*What the task asks*
Give every entry again, word for word and in full.

# # # # #

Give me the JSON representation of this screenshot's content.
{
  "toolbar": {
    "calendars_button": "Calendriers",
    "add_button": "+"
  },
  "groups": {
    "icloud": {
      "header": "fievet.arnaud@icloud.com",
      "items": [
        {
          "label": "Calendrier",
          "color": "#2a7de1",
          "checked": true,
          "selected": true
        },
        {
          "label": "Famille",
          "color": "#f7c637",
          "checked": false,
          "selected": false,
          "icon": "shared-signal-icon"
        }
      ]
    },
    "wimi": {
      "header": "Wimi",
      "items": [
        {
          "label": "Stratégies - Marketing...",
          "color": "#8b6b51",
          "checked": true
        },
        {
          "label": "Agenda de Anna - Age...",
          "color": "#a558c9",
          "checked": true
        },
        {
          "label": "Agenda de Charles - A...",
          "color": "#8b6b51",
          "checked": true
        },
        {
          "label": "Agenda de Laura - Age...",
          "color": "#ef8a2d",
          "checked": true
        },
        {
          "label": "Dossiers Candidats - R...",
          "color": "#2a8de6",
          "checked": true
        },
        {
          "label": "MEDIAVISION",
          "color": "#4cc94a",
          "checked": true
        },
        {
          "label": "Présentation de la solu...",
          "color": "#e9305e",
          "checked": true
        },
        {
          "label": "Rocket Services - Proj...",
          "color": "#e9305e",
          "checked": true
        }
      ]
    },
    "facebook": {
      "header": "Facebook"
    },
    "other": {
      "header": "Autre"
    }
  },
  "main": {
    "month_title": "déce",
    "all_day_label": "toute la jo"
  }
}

# # # # #

*Full answer*
Give me the JSON representation of this screenshot's content.
{
  "toolbar": {
    "calendars_button": "Calendriers",
    "add_button": "+"
  },
  "groups": {
    "icloud": {
      "header": "fievet.arnaud@icloud.com",
      "items": [
        {
          "label": "Calendrier",
          "color": "#2a7de1",
          "checked": true,
          "selected": true
        },
        {
          "label": "Famille",
          "color": "#f7c637",
          "checked": false,
          "selected": false,
          "icon": "shared-signal-icon"
        }
      ]
    },
    "wimi": {
      "header": "Wimi",
      "items": [
        {
          "label": "Stratégies - Marketing...",
          "color": "#8b6b51",
          "checked": true
        },
        {
          "label": "Agenda de Anna - Age...",
          "color": "#a558c9",
          "checked": true
        },
        {
          "label": "Agenda de Charles - A...",
          "color": "#8b6b51",
          "checked": true
        },
        {
          "label": "Agenda de Laura - Age...",
          "color": "#ef8a2d",
          "checked": true
        },
        {
          "label": "Dossiers Candidats - R...",
          "color": "#2a8de6",
          "checked": true
        },
        {
          "label": "MEDIAVISION",
          "color": "#4cc94a",
          "checked": true
        },
        {
          "label": "Présentation de la solu...",
          "color": "#e9305e",
          "checked": true
        },
        {
          "label": "Rocket Services - Proj...",
          "color": "#e9305e",
          "checked": true
        }
      ]
    },
    "facebook": {
      "header": "Facebook"
    },
    "other": {
      "header": "Autre"
    }
  },
  "main": {
    "month_title": "déce",
    "all_day_label": "toute la jo"
  }
}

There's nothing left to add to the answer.